*The task*
Reproduce the records word for word, starting at their first line and ending at the line that contains "section-heading: İşsizlik oranları".

*Exercise material*
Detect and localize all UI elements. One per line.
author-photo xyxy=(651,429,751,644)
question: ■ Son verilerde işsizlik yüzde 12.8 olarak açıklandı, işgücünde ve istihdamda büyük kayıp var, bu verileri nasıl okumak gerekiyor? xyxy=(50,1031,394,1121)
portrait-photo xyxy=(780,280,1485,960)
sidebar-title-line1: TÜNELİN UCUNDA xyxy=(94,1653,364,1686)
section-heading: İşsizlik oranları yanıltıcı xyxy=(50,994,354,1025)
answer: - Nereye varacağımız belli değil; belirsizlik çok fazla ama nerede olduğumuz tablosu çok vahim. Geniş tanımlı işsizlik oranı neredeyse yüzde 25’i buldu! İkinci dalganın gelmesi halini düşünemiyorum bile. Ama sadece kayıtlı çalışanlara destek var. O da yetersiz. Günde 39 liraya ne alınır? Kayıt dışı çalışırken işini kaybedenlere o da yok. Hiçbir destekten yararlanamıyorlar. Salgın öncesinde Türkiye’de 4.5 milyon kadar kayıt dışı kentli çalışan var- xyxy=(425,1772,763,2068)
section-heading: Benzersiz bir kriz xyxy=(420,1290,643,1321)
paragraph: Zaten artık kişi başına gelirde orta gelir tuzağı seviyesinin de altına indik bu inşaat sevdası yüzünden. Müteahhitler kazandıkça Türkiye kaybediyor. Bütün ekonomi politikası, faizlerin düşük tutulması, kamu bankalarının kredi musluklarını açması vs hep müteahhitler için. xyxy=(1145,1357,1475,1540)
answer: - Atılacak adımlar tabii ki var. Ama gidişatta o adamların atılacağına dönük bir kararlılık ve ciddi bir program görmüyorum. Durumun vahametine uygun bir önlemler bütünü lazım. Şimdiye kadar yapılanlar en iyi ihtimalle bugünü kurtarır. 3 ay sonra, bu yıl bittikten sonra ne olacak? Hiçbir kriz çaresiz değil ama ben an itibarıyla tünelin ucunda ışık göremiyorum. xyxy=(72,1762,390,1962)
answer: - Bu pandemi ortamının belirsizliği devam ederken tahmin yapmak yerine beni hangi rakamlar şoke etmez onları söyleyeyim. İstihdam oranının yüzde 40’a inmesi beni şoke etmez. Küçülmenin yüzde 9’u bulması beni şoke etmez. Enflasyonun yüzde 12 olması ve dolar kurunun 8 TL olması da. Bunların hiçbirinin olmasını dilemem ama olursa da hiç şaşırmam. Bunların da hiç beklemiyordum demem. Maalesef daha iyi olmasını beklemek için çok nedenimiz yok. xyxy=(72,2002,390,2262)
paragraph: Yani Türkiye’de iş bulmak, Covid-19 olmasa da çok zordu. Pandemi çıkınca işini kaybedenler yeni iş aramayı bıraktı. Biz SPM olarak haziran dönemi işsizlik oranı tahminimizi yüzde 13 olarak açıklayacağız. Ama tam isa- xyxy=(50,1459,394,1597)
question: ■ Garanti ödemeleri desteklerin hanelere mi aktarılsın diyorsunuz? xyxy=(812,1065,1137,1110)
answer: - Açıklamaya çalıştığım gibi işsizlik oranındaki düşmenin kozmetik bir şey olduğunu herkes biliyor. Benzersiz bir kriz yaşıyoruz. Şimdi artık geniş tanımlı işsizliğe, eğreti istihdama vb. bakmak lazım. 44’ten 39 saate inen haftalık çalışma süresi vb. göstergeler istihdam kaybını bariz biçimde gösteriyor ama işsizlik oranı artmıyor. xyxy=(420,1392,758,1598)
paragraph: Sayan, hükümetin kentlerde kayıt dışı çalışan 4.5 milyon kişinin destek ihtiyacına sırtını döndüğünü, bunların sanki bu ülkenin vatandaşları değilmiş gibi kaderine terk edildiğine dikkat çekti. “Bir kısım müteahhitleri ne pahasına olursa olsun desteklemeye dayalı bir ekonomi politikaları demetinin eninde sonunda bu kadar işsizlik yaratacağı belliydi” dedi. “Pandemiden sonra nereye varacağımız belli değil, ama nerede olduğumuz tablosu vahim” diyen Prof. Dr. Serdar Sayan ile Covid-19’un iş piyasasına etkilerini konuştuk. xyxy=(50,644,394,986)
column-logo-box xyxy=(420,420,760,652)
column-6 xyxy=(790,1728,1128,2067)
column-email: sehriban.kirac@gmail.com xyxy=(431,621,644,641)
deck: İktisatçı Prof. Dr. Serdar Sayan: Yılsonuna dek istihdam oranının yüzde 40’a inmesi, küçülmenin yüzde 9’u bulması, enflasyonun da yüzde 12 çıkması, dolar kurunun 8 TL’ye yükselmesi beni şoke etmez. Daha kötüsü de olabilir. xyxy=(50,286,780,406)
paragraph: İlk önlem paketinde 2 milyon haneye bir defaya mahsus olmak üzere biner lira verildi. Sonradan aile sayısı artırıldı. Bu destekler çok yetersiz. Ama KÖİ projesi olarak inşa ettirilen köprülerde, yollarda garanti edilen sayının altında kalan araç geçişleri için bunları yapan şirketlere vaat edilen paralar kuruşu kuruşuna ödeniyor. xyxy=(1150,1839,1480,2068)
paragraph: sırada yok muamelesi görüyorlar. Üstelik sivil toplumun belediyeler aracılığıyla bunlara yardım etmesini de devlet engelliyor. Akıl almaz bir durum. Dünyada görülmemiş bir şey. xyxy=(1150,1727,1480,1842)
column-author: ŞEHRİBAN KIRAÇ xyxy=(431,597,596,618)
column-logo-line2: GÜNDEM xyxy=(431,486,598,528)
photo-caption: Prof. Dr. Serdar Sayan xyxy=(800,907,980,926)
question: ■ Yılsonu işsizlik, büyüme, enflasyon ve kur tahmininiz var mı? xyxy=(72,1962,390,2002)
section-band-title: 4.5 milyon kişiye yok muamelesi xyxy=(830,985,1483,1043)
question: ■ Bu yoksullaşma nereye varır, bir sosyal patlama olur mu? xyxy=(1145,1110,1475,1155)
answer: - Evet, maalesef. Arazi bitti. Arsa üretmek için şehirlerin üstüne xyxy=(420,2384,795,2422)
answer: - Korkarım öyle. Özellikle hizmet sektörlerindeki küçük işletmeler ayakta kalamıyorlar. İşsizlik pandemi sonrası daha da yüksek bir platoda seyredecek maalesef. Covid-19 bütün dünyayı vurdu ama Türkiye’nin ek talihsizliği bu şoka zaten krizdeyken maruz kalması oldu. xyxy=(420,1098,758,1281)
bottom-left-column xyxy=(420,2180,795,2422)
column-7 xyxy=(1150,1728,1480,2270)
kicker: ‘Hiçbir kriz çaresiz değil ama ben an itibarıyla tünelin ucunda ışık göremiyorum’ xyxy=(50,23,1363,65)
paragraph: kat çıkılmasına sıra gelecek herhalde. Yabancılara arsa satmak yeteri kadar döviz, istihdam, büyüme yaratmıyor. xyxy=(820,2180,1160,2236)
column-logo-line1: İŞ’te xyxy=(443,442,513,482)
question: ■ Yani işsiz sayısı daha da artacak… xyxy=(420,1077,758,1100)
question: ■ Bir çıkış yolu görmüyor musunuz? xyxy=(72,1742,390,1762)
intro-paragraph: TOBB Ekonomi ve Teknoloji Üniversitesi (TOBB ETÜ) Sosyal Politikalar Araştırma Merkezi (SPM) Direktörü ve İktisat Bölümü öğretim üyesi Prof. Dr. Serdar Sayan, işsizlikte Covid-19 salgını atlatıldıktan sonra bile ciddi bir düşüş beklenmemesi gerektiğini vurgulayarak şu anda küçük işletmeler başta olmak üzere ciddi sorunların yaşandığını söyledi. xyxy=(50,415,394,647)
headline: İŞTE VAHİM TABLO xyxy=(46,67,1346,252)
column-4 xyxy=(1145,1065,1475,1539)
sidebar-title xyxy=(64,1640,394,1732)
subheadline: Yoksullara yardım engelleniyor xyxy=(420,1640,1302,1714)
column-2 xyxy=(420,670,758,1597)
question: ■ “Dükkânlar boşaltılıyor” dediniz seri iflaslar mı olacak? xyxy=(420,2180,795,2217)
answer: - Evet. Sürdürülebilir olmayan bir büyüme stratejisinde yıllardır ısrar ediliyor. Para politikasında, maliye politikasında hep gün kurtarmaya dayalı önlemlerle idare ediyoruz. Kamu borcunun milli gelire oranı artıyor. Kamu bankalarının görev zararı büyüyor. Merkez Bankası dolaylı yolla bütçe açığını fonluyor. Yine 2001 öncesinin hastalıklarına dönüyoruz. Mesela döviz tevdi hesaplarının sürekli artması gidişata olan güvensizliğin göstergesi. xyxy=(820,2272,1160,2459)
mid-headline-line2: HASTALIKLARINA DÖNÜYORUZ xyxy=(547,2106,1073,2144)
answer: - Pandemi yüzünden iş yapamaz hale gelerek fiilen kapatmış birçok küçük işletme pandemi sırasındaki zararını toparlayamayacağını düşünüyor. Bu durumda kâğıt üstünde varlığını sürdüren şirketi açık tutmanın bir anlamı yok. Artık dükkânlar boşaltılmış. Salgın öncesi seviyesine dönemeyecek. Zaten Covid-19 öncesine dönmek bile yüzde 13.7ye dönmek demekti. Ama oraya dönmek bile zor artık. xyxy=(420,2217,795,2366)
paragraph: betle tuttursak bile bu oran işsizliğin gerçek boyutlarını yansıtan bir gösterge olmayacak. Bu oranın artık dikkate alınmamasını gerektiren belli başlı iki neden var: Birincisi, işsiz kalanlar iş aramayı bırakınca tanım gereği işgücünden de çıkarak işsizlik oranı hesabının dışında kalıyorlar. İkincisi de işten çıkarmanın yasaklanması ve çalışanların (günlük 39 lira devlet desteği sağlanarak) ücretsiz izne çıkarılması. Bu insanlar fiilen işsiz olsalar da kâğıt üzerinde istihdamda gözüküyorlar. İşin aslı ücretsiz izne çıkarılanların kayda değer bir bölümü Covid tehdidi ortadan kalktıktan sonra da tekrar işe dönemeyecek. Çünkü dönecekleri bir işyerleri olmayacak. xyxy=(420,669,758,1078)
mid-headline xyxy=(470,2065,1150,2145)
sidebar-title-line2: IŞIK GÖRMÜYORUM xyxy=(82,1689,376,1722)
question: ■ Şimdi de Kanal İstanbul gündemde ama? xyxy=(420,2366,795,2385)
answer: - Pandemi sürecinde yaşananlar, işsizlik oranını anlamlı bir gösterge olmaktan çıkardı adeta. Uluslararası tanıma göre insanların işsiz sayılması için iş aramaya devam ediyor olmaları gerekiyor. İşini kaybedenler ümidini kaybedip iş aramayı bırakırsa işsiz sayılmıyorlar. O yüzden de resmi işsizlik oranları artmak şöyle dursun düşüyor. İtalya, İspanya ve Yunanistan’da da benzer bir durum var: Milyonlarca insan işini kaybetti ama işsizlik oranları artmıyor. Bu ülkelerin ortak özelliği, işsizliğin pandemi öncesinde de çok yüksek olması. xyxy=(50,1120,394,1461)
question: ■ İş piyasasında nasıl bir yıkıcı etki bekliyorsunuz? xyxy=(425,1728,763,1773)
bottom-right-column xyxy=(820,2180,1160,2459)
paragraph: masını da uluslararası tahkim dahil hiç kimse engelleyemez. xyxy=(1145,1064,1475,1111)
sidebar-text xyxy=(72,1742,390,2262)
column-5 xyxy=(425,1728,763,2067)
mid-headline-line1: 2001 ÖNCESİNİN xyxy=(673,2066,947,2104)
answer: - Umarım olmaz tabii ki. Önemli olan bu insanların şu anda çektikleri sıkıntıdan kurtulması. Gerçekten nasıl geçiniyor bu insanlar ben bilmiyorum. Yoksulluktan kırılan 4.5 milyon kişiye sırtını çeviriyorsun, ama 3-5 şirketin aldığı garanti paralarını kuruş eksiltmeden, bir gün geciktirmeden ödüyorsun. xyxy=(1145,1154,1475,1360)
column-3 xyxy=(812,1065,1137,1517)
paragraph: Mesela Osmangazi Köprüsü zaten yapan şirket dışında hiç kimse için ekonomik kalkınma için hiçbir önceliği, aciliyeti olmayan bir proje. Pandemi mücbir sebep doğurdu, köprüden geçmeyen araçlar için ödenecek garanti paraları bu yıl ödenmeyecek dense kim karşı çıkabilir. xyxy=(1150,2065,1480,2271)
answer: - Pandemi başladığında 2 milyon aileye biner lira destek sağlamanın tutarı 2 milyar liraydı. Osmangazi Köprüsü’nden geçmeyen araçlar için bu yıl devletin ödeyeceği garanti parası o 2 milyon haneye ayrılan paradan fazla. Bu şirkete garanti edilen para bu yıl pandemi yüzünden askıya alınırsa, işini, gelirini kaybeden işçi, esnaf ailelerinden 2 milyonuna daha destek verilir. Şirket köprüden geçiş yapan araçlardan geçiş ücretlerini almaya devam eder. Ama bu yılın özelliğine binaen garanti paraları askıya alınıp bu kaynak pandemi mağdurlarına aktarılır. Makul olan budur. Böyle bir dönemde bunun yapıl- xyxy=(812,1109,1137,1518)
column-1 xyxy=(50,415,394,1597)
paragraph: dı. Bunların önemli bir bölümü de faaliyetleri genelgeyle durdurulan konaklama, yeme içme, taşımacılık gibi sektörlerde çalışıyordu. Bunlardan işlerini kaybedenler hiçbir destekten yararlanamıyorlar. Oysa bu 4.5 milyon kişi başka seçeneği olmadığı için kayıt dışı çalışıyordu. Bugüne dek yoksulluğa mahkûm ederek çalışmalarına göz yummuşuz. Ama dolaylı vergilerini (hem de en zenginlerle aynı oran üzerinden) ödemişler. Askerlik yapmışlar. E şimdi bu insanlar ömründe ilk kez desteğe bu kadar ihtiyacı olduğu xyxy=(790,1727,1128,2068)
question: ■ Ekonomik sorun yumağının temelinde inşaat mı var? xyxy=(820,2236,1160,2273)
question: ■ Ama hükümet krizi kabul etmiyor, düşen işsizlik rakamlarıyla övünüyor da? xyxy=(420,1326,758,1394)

*Full output*
Detect and localize all UI elements. One per line.
author-photo xyxy=(651,429,751,644)
question: ■ Son verilerde işsizlik yüzde 12.8 olarak açıklandı, işgücünde ve istihdamda büyük kayıp var, bu verileri nasıl okumak gerekiyor? xyxy=(50,1031,394,1121)
portrait-photo xyxy=(780,280,1485,960)
sidebar-title-line1: TÜNELİN UCUNDA xyxy=(94,1653,364,1686)
section-heading: İşsizlik oranları yanıltıcı xyxy=(50,994,354,1025)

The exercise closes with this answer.